┌──
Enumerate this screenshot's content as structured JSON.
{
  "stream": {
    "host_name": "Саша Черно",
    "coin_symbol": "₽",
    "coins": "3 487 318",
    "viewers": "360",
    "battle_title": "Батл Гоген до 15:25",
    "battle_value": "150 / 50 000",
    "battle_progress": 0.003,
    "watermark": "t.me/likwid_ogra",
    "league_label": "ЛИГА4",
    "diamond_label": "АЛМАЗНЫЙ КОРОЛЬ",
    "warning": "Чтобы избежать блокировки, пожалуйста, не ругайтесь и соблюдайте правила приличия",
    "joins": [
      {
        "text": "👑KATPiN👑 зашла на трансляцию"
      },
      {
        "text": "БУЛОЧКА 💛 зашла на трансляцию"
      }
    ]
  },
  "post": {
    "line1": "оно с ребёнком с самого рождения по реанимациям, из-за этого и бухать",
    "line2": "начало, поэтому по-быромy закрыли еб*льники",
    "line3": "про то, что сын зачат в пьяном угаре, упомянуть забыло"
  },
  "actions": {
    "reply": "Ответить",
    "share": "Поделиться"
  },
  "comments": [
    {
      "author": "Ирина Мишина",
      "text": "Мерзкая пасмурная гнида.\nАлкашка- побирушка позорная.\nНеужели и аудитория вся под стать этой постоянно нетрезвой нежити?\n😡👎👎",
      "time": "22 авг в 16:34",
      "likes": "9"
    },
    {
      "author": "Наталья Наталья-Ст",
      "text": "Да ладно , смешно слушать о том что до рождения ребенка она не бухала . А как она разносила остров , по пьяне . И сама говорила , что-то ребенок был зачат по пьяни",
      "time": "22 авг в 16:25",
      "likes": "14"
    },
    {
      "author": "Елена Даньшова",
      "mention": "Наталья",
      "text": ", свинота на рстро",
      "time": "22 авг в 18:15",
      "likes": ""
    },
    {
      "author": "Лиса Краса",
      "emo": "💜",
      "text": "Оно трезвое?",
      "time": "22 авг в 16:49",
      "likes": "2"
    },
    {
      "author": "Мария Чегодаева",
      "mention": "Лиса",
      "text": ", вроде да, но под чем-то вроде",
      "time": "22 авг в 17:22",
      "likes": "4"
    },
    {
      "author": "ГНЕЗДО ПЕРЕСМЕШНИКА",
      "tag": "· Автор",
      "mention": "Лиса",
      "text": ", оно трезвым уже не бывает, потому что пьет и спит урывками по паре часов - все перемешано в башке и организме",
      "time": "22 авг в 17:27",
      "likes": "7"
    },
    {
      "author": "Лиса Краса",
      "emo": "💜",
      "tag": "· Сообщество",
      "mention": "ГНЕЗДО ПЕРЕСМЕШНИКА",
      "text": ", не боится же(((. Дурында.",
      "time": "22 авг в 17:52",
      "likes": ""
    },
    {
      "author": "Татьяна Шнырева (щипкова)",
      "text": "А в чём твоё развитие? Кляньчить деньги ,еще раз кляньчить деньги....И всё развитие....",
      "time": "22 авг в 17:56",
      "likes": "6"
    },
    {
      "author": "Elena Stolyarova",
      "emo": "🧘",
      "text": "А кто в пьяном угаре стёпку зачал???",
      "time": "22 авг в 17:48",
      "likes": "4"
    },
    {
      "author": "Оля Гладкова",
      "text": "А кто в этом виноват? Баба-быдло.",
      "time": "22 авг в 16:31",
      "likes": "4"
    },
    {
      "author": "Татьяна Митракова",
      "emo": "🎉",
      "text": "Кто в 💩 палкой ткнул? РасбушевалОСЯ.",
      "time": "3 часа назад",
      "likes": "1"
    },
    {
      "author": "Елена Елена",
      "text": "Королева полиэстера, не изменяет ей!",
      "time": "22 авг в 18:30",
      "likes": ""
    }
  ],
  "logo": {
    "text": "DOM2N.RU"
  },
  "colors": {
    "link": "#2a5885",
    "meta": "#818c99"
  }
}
└──
* _What you will do_:
Scan the data for the word "ПЕРЕСМЕШНИКА" and copy every line where it shows up.

* _Exercise output_:
      "author": "ГНЕЗДО ПЕРЕСМЕШНИКА",
      "mention": "ГНЕЗДО ПЕРЕСМЕШНИКА",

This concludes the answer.